[start EXERCISE MATERIALS]

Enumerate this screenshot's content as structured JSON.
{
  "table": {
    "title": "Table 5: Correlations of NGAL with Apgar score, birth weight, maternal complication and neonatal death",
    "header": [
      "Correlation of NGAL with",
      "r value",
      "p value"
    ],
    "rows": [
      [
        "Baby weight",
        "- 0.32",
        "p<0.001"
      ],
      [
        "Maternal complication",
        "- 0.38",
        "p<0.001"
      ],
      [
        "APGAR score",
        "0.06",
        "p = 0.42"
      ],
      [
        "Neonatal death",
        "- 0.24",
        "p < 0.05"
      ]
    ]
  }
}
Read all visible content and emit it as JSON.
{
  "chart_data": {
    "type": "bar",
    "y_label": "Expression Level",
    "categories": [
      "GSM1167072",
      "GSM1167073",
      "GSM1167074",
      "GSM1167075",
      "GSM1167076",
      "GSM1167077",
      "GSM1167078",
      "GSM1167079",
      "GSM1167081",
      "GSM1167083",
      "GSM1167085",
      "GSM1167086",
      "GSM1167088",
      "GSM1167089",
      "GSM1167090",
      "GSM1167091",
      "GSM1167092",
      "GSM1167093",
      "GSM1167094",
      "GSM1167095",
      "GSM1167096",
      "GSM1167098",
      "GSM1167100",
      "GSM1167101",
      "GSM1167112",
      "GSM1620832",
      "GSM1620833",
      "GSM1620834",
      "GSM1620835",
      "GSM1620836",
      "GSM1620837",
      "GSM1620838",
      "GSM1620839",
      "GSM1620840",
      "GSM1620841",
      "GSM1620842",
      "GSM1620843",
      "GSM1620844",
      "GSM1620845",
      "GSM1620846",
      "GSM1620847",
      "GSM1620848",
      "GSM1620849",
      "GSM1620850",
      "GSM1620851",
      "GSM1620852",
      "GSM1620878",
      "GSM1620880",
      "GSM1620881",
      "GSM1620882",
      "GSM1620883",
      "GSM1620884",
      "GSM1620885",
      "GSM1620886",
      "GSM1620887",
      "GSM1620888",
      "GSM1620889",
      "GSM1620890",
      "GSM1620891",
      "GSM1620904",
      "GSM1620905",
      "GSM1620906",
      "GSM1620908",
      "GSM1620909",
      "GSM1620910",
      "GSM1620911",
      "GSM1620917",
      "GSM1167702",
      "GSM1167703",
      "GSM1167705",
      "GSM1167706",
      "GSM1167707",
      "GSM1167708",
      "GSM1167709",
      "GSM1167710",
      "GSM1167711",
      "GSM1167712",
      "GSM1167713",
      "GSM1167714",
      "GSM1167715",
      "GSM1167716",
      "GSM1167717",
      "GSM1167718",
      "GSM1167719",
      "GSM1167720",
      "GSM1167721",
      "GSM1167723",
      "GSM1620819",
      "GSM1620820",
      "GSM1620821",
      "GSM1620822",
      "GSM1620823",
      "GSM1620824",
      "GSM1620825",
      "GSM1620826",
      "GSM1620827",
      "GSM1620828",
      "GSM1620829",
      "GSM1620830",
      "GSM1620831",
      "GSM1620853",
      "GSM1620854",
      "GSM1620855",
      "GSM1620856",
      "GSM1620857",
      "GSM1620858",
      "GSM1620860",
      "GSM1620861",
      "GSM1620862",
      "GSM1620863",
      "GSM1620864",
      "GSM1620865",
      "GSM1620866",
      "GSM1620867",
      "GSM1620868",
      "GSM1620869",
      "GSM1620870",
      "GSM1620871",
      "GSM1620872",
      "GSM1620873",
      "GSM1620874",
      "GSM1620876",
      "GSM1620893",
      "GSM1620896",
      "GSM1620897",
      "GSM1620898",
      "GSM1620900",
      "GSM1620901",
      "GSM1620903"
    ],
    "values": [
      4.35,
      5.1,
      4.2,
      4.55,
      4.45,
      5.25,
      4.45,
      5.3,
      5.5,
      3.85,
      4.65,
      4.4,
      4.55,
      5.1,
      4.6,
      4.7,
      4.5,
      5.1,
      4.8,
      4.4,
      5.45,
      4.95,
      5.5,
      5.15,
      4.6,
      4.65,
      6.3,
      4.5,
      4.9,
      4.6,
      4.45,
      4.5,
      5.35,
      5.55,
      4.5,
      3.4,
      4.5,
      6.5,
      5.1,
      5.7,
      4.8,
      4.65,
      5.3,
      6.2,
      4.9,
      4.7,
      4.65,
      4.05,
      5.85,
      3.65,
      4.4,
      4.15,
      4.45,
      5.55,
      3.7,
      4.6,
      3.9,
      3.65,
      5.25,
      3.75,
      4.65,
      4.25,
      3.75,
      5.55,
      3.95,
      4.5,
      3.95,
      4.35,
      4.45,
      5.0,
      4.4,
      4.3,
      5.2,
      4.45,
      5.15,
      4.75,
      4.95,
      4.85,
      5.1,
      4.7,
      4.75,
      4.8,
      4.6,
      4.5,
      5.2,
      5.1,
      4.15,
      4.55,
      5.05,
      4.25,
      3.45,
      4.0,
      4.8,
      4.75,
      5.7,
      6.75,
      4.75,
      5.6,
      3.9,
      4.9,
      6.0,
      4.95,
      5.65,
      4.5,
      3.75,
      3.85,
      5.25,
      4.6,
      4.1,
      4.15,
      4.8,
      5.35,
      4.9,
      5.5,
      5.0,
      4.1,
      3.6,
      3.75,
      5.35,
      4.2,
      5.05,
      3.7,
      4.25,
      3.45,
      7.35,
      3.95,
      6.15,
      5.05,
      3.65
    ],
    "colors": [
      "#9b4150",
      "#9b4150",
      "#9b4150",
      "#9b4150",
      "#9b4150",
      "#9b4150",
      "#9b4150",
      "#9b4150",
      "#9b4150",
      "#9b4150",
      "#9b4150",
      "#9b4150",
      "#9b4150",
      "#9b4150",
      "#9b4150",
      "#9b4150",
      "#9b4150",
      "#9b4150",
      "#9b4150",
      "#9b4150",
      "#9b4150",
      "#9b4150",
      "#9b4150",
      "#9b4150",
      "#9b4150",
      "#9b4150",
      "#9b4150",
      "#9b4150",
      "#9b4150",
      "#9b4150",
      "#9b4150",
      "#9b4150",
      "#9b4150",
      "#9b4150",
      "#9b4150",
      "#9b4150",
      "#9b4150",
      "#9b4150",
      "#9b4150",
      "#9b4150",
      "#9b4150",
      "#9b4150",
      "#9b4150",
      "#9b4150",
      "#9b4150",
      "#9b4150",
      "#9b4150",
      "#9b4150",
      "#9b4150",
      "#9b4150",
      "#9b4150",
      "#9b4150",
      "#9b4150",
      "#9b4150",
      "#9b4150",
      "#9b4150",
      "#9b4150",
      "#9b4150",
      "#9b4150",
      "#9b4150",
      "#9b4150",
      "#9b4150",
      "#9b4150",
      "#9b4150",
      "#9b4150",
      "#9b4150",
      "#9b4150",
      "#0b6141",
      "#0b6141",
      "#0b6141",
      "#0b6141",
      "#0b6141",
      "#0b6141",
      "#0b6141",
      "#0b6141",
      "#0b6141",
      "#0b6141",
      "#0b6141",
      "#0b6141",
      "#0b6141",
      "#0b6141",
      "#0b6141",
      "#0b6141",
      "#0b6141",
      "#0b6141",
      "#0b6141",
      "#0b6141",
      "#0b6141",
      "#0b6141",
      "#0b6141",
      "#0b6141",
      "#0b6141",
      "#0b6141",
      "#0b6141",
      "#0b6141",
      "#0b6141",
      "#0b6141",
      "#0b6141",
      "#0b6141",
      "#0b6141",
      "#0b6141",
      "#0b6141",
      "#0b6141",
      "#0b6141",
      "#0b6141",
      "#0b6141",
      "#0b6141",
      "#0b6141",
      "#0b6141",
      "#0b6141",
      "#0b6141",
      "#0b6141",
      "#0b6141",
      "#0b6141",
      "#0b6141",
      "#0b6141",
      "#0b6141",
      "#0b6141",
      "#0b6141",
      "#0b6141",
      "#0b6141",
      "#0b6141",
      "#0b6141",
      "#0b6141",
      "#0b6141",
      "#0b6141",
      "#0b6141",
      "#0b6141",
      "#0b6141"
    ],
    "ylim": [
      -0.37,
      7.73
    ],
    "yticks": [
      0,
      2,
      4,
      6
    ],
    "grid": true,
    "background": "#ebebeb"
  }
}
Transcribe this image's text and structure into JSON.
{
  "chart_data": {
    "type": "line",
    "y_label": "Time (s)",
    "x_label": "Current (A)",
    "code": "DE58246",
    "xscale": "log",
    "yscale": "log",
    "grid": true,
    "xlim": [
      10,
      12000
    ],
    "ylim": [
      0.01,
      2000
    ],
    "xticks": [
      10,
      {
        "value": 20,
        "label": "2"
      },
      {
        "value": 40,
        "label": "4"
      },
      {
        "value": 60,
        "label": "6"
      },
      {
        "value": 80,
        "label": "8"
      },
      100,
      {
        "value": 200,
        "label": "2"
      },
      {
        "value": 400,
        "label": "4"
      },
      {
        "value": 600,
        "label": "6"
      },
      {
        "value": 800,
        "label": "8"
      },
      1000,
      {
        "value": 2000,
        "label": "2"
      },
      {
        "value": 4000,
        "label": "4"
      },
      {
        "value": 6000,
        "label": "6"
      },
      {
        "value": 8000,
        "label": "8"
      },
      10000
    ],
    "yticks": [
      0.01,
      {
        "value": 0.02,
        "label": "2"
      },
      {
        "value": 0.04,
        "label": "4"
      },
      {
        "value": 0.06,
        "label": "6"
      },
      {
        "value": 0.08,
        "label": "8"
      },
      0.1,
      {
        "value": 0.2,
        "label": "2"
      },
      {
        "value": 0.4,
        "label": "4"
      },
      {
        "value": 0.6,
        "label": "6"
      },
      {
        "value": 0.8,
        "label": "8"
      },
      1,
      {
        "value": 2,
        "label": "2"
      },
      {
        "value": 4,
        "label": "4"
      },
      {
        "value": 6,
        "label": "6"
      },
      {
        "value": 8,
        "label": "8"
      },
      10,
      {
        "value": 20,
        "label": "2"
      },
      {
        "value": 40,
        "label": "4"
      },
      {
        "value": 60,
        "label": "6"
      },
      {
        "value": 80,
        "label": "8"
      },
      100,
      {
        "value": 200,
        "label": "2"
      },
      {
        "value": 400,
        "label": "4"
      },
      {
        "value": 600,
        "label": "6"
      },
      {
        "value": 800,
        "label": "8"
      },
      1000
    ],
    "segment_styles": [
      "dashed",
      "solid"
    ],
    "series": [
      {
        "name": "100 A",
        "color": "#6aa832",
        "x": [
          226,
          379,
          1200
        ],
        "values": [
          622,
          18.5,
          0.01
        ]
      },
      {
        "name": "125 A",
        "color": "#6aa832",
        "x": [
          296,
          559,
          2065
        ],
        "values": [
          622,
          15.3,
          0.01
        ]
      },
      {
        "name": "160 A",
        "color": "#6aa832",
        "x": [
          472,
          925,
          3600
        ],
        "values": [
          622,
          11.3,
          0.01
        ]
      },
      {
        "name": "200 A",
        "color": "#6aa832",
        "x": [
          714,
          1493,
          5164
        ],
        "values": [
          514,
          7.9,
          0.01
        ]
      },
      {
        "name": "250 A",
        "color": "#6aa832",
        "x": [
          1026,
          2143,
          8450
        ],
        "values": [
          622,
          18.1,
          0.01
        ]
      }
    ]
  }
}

[end EXERCISE MATERIALS]

TASK STATEMENT = Gather and copy every line of the data in which the string "this" is found.

REPLY TO THE EXERCISE =
Enumerate this screenshot's content as structured JSON.
Transcribe this image's text and structure into JSON.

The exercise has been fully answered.